━━ Stored rows ━━

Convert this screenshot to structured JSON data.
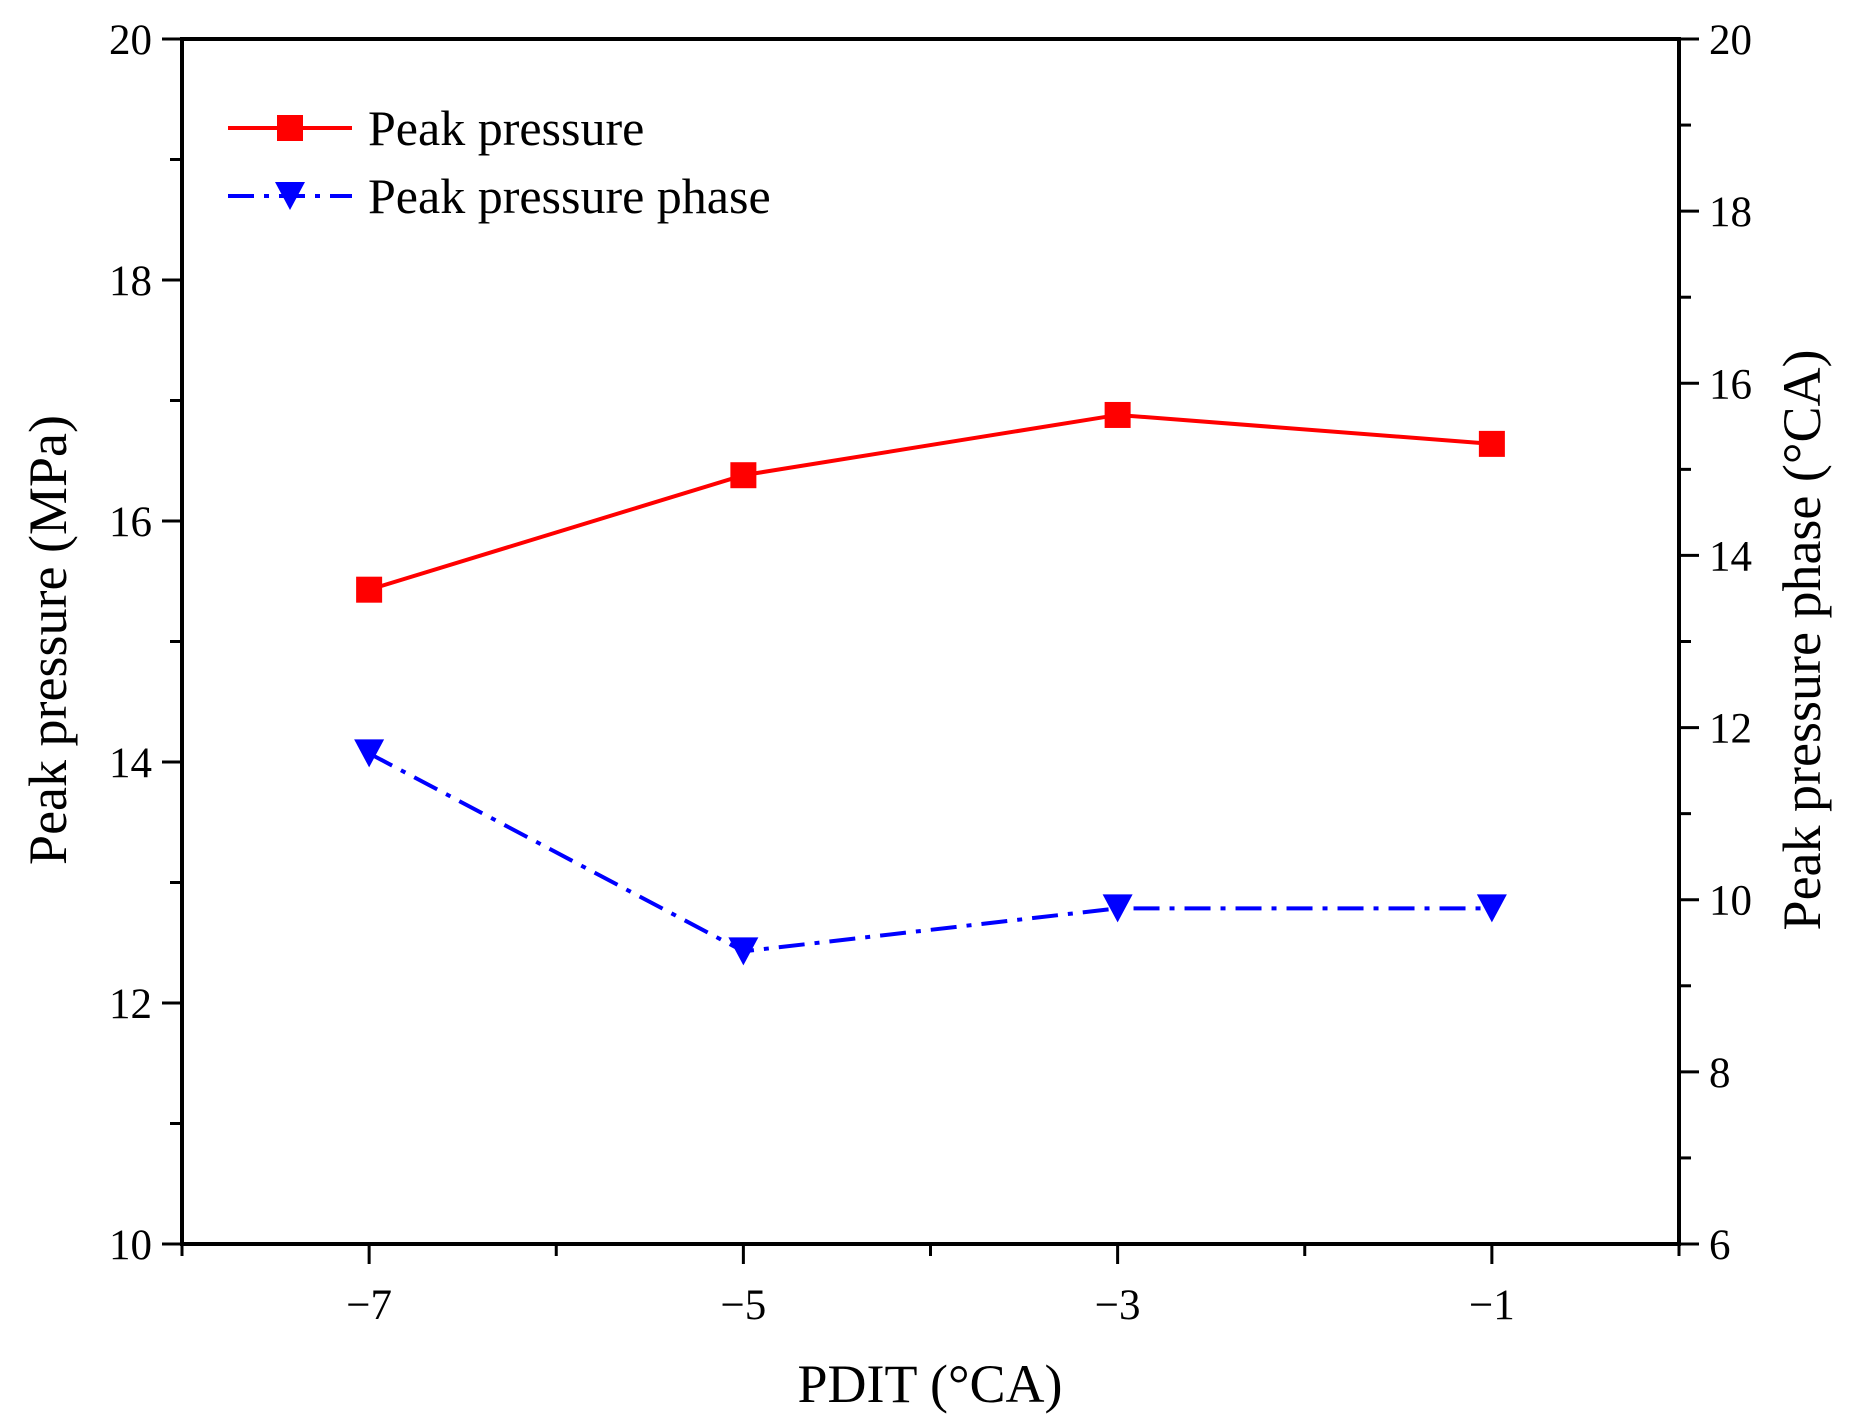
{
  "chart_data": {
    "type": "line",
    "title": "",
    "xlabel": "PDIT (°CA)",
    "ylabel": "Peak pressure (MPa)",
    "y2label": "Peak pressure phase (°CA)",
    "xlim": [
      -8,
      0
    ],
    "ylim": [
      10,
      20
    ],
    "y2lim": [
      6,
      20
    ],
    "x": [
      -7,
      -5,
      -3,
      -1
    ],
    "xticks": [
      -7,
      -5,
      -3,
      -1
    ],
    "xtick_labels": [
      "−7",
      "−5",
      "−3",
      "−1"
    ],
    "yticks": [
      10,
      12,
      14,
      16,
      18,
      20
    ],
    "y2ticks": [
      6,
      8,
      10,
      12,
      14,
      16,
      18,
      20
    ],
    "legend_position": "top-left",
    "series": [
      {
        "name": "Peak pressure",
        "axis": "left",
        "values": [
          15.43,
          16.38,
          16.88,
          16.64
        ],
        "color": "#ff0000",
        "marker": "square",
        "line_style": "solid"
      },
      {
        "name": "Peak pressure phase",
        "axis": "right",
        "values": [
          11.7,
          9.4,
          9.9,
          9.9
        ],
        "color": "#0000ff",
        "marker": "triangle-down",
        "line_style": "dash-dot"
      }
    ]
  }
}
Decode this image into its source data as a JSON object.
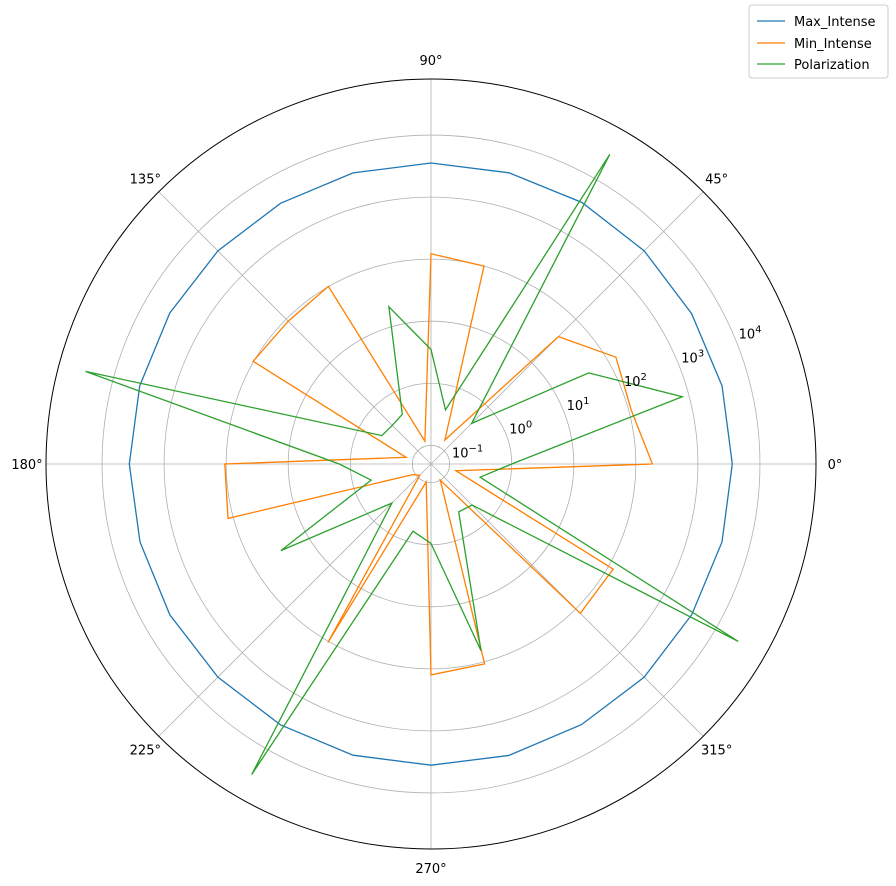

━━━

Short task — Print out the whole of the material word for word, without pictures.

Result —
Convert this screenshot to structured JSON data.
{
  "chart_data": {
    "type": "line",
    "title": "",
    "xlabel": "PDIT (°CA)",
    "ylabel": "Peak pressure (MPa)",
    "y2label": "Peak pressure phase (°CA)",
    "xlim": [
      -8,
      0
    ],
    "ylim": [
      10,
      20
    ],
    "y2lim": [
      6,
      20
    ],
    "x": [
      -7,
      -5,
      -3,
      -1
    ],
    "xticks": [
      -7,
      -5,
      -3,
      -1
    ],
    "xtick_labels": [
      "−7",
      "−5",
      "−3",
      "−1"
    ],
    "yticks": [
      10,
      12,
      14,
      16,
      18,
      20
    ],
    "y2ticks": [
      6,
      8,
      10,
      12,
      14,
      16,
      18,
      20
    ],
    "legend_position": "top-left",
    "series": [
      {
        "name": "Peak pressure",
        "axis": "left",
        "values": [
          15.43,
          16.38,
          16.88,
          16.64
        ],
        "color": "#ff0000",
        "marker": "square",
        "line_style": "solid"
      },
      {
        "name": "Peak pressure phase",
        "axis": "right",
        "values": [
          11.7,
          9.4,
          9.9,
          9.9
        ],
        "color": "#0000ff",
        "marker": "triangle-down",
        "line_style": "dash-dot"
      }
    ]
  }
}
Decode this image into its source data as a JSON object.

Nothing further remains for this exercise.